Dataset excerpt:
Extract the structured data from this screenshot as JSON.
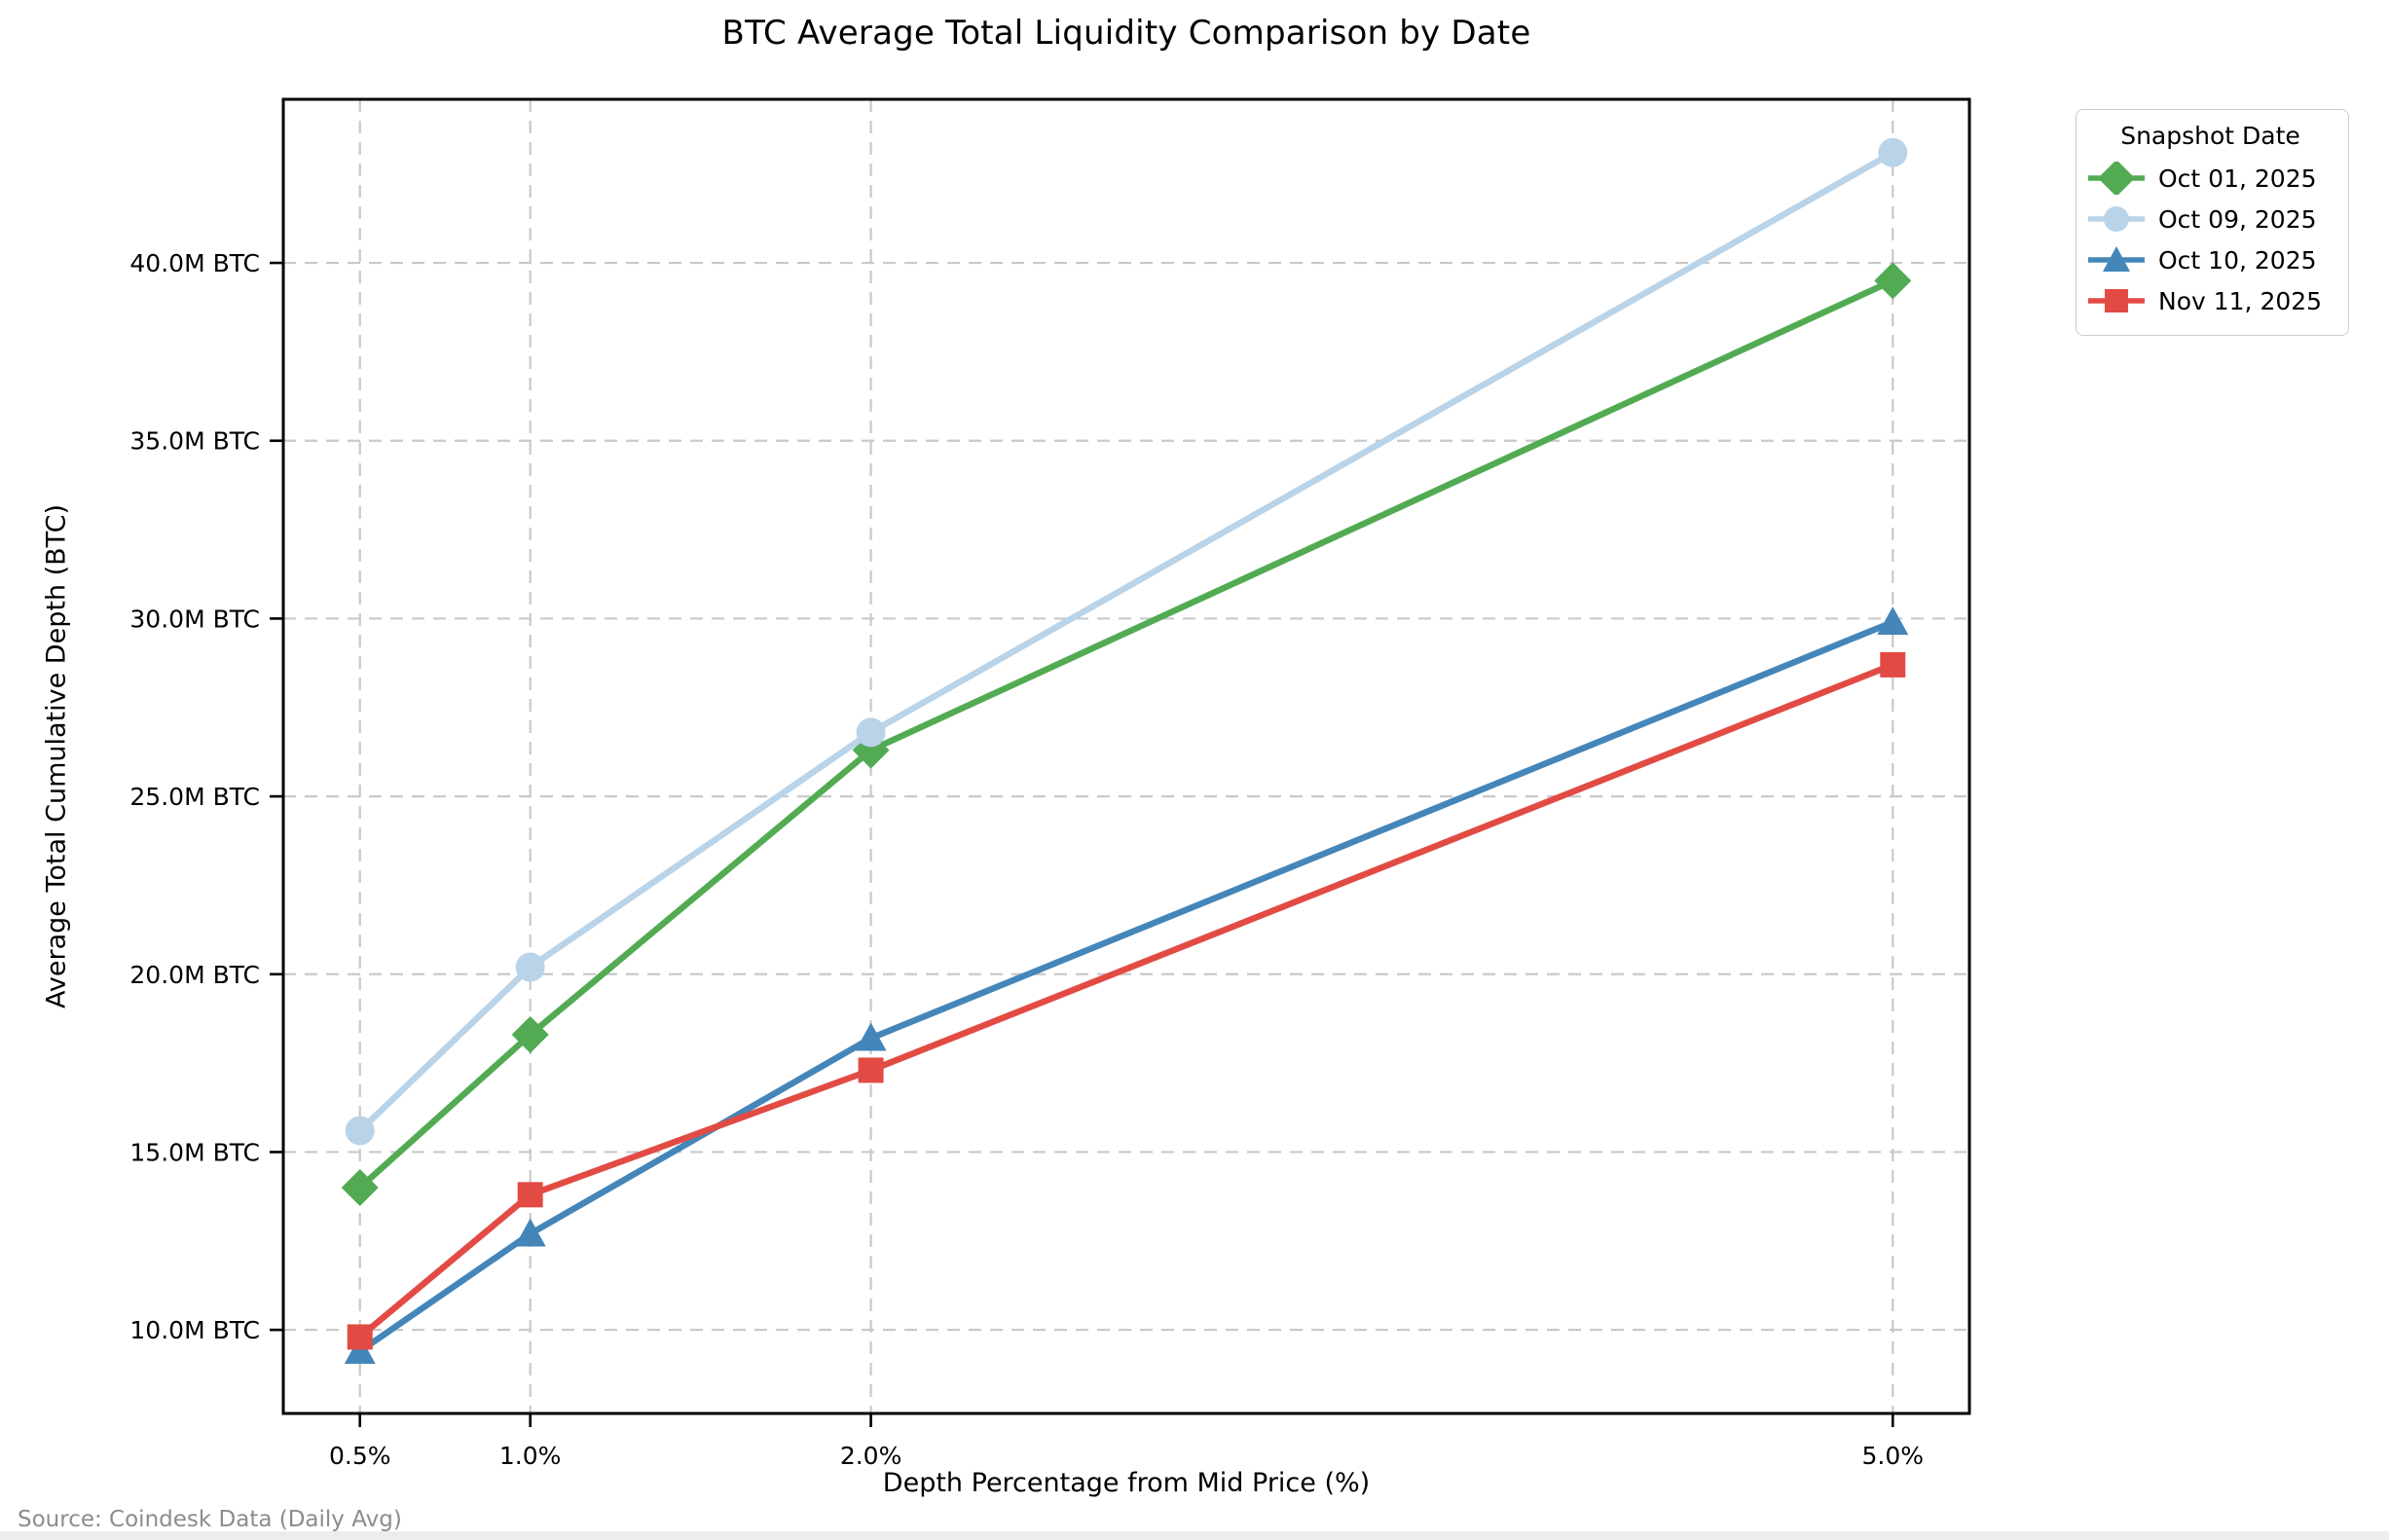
{
  "chart_data": {
    "type": "line",
    "title": "BTC Average Total Liquidity Comparison by Date",
    "xlabel": "Depth Percentage from Mid Price (%)",
    "ylabel": "Average Total Cumulative Depth (BTC)",
    "source_note": "Source: Coindesk Data (Daily Avg)",
    "legend_title": "Snapshot Date",
    "legend_position": "outside-top-right",
    "grid": true,
    "grid_style": "dashed",
    "grid_color": "#c9c9c9",
    "x_unit": "percent depth from mid price",
    "y_unit": "million BTC",
    "x": [
      0.5,
      1.0,
      2.0,
      5.0
    ],
    "xlim": [
      0.275,
      5.225
    ],
    "ylim": [
      7.65,
      44.6
    ],
    "xticks": [
      {
        "value": 0.5,
        "label": "0.5%"
      },
      {
        "value": 1.0,
        "label": "1.0%"
      },
      {
        "value": 2.0,
        "label": "2.0%"
      },
      {
        "value": 5.0,
        "label": "5.0%"
      }
    ],
    "yticks": [
      {
        "value": 10,
        "label": "10.0M BTC"
      },
      {
        "value": 15,
        "label": "15.0M BTC"
      },
      {
        "value": 20,
        "label": "20.0M BTC"
      },
      {
        "value": 25,
        "label": "25.0M BTC"
      },
      {
        "value": 30,
        "label": "30.0M BTC"
      },
      {
        "value": 35,
        "label": "35.0M BTC"
      },
      {
        "value": 40,
        "label": "40.0M BTC"
      }
    ],
    "series": [
      {
        "name": "Oct 01, 2025",
        "color": "#52AB52",
        "marker": "diamond",
        "values": [
          14.0,
          18.3,
          26.3,
          39.5
        ]
      },
      {
        "name": "Oct 09, 2025",
        "color": "#B9D3E8",
        "marker": "circle",
        "values": [
          15.6,
          20.2,
          26.8,
          43.1
        ]
      },
      {
        "name": "Oct 10, 2025",
        "color": "#4486B9",
        "marker": "triangle",
        "values": [
          9.4,
          12.7,
          18.2,
          29.9
        ]
      },
      {
        "name": "Nov 11, 2025",
        "color": "#E24B44",
        "marker": "square",
        "values": [
          9.8,
          13.8,
          17.3,
          28.7
        ]
      }
    ]
  }
}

_Stated problem:_
Restate each entry word for word, please, but drop any images it holds.

_Answer to this problem:_
Extract the structured data from this screenshot as JSON.
{
  "chart_data": {
    "type": "line",
    "title": "BTC Average Total Liquidity Comparison by Date",
    "xlabel": "Depth Percentage from Mid Price (%)",
    "ylabel": "Average Total Cumulative Depth (BTC)",
    "source_note": "Source: Coindesk Data (Daily Avg)",
    "legend_title": "Snapshot Date",
    "legend_position": "outside-top-right",
    "grid": true,
    "grid_style": "dashed",
    "grid_color": "#c9c9c9",
    "x_unit": "percent depth from mid price",
    "y_unit": "million BTC",
    "x": [
      0.5,
      1.0,
      2.0,
      5.0
    ],
    "xlim": [
      0.275,
      5.225
    ],
    "ylim": [
      7.65,
      44.6
    ],
    "xticks": [
      {
        "value": 0.5,
        "label": "0.5%"
      },
      {
        "value": 1.0,
        "label": "1.0%"
      },
      {
        "value": 2.0,
        "label": "2.0%"
      },
      {
        "value": 5.0,
        "label": "5.0%"
      }
    ],
    "yticks": [
      {
        "value": 10,
        "label": "10.0M BTC"
      },
      {
        "value": 15,
        "label": "15.0M BTC"
      },
      {
        "value": 20,
        "label": "20.0M BTC"
      },
      {
        "value": 25,
        "label": "25.0M BTC"
      },
      {
        "value": 30,
        "label": "30.0M BTC"
      },
      {
        "value": 35,
        "label": "35.0M BTC"
      },
      {
        "value": 40,
        "label": "40.0M BTC"
      }
    ],
    "series": [
      {
        "name": "Oct 01, 2025",
        "color": "#52AB52",
        "marker": "diamond",
        "values": [
          14.0,
          18.3,
          26.3,
          39.5
        ]
      },
      {
        "name": "Oct 09, 2025",
        "color": "#B9D3E8",
        "marker": "circle",
        "values": [
          15.6,
          20.2,
          26.8,
          43.1
        ]
      },
      {
        "name": "Oct 10, 2025",
        "color": "#4486B9",
        "marker": "triangle",
        "values": [
          9.4,
          12.7,
          18.2,
          29.9
        ]
      },
      {
        "name": "Nov 11, 2025",
        "color": "#E24B44",
        "marker": "square",
        "values": [
          9.8,
          13.8,
          17.3,
          28.7
        ]
      }
    ]
  }
}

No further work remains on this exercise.